● WHAT YOU WILL DO
Using the listing below, give the number of lines where "Great" appears, and nothing else.

● LISTED RECORDS
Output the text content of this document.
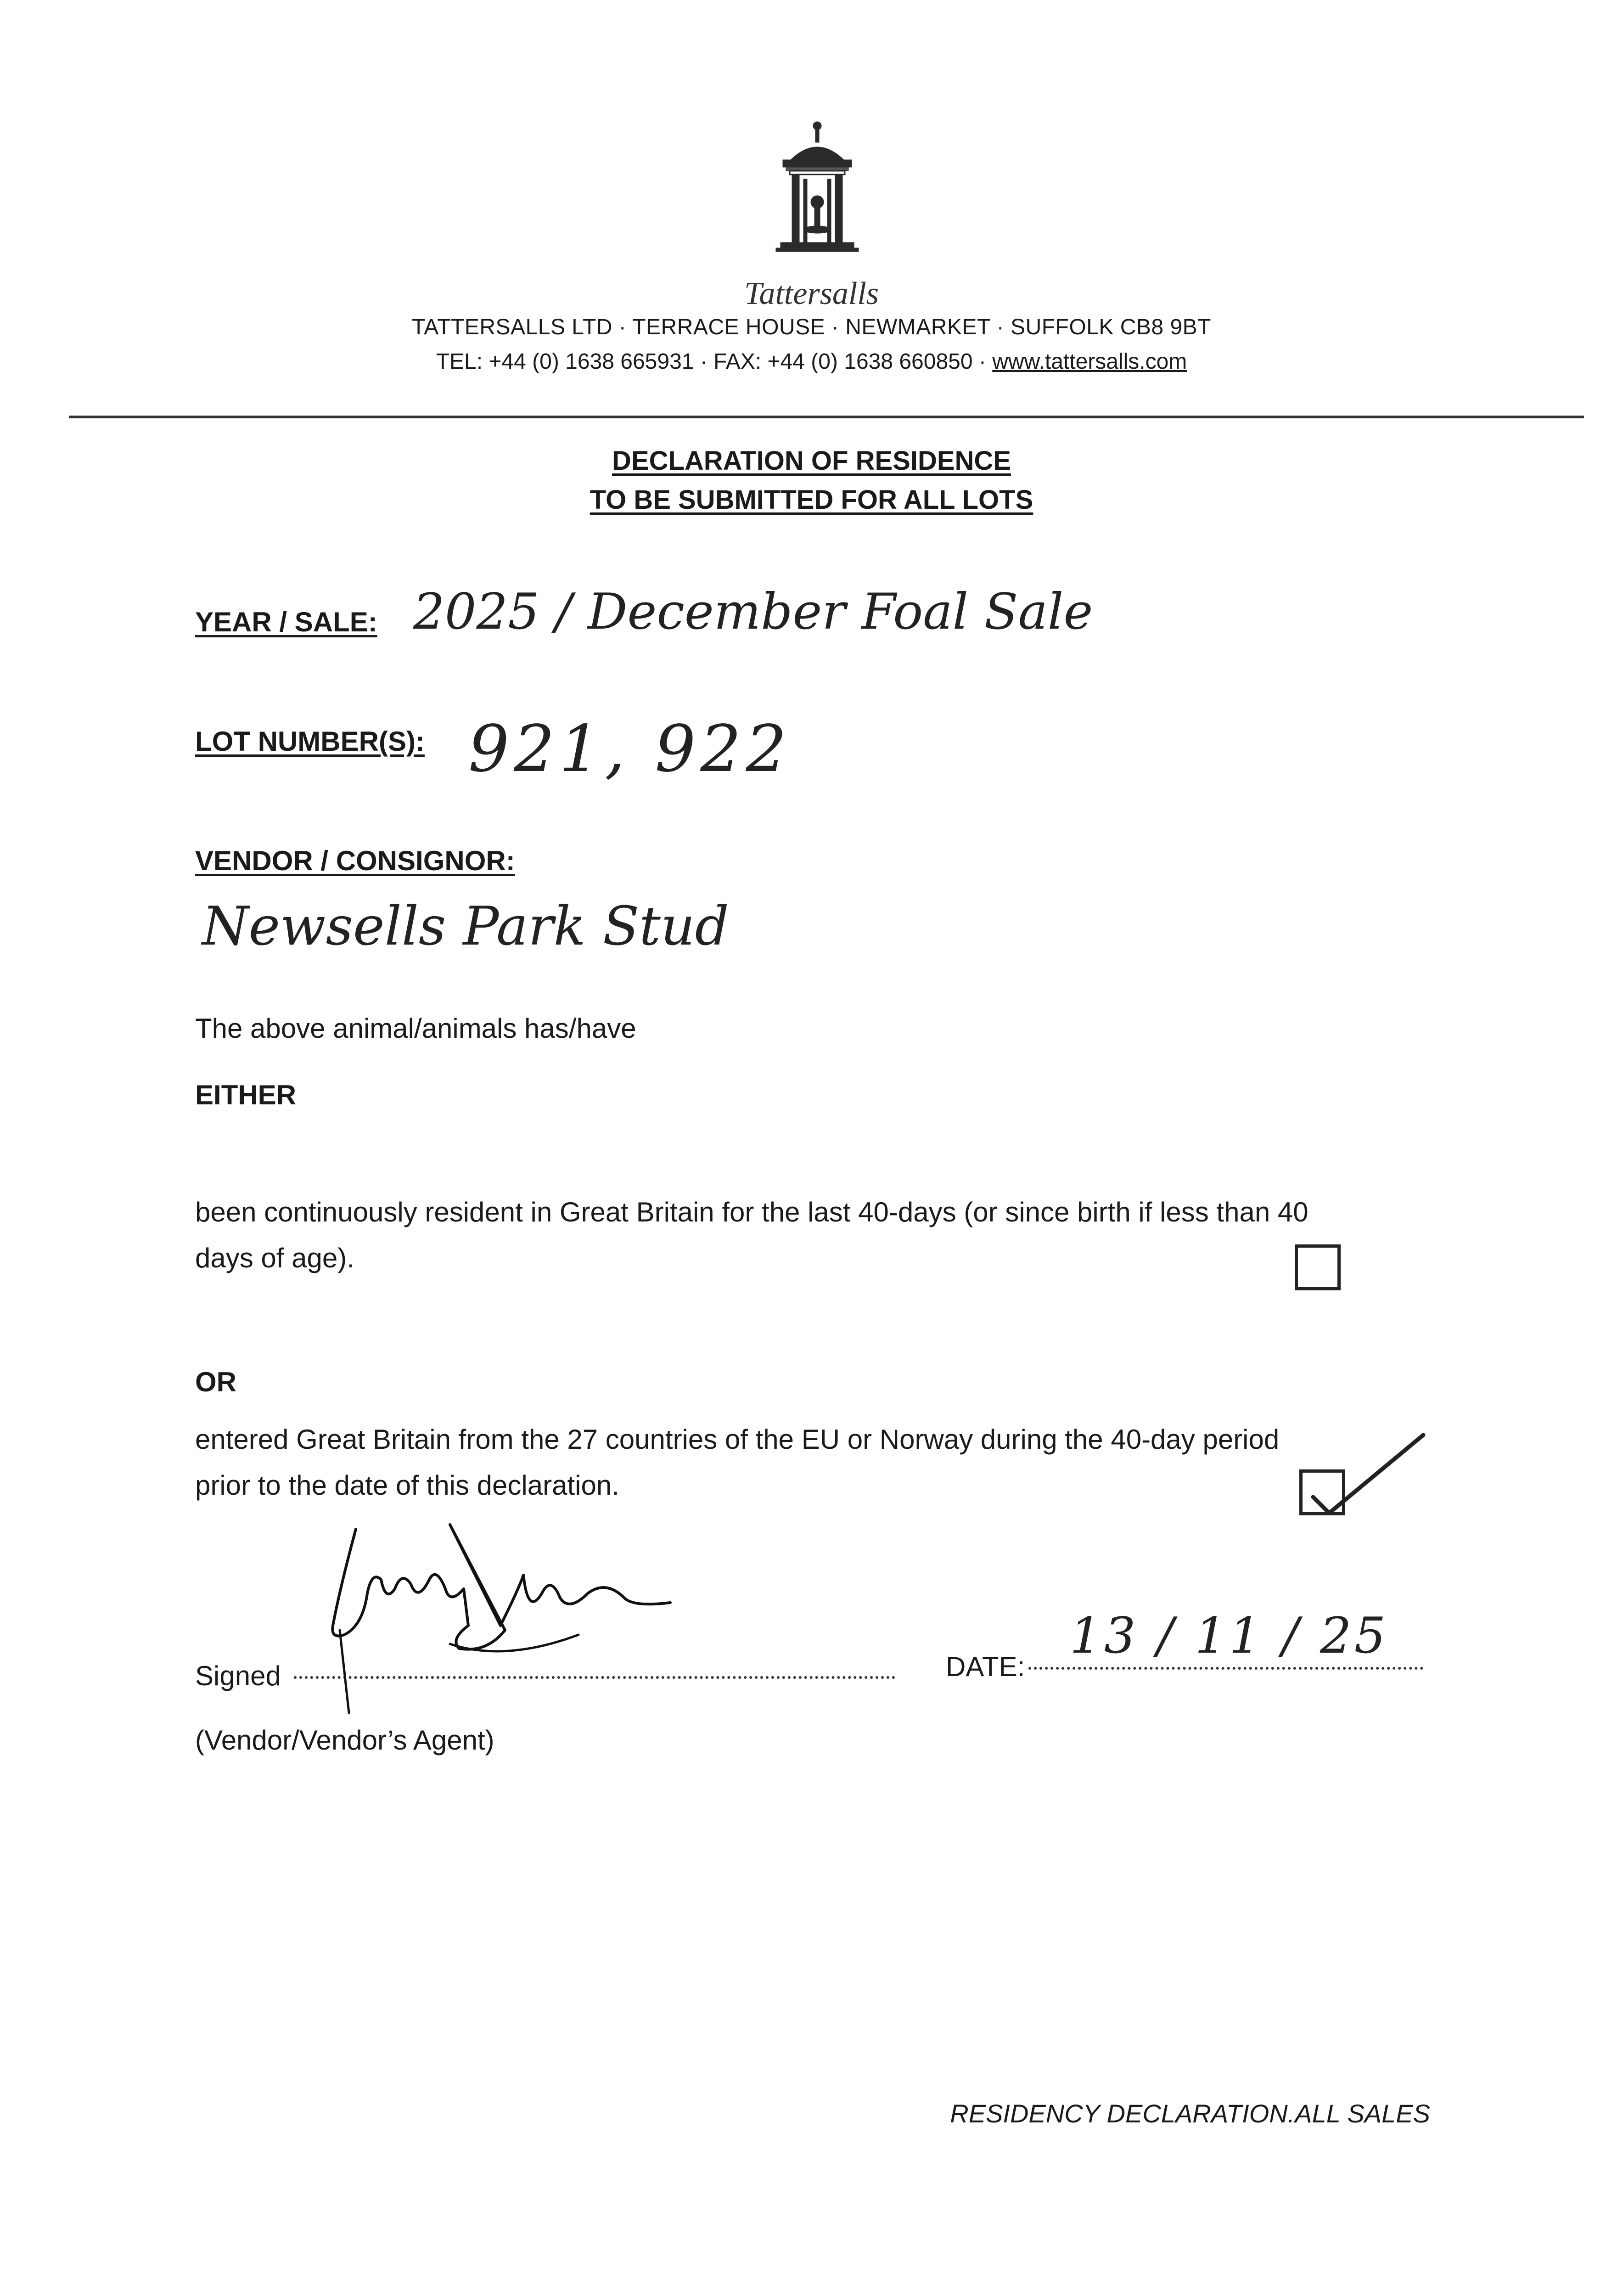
Tattersalls
TATTERSALLS LTD · TERRACE HOUSE · NEWMARKET · SUFFOLK CB8 9BT
TEL: +44 (0) 1638 665931 · FAX: +44 (0) 1638 660850 · www.tattersalls.com
DECLARATION OF RESIDENCE
TO BE SUBMITTED FOR ALL LOTS
YEAR / SALE: 2025 / December Foal Sale
LOT NUMBER(S): 921, 922
VENDOR / CONSIGNOR:
Newsells Park Stud
The above animal/animals has/have
EITHER
been continuously resident in Great Britain for the last 40-days (or since birth if less than 40
days of age).
OR
entered Great Britain from the 27 countries of the EU or Norway during the 40-day period
prior to the date of this declaration.
Signed
(Vendor/Vendor’s Agent)
DATE:
13 / 11 / 25
RESIDENCY DECLARATION.ALL SALES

● SOLUTION FOR THIS PROBLEM
2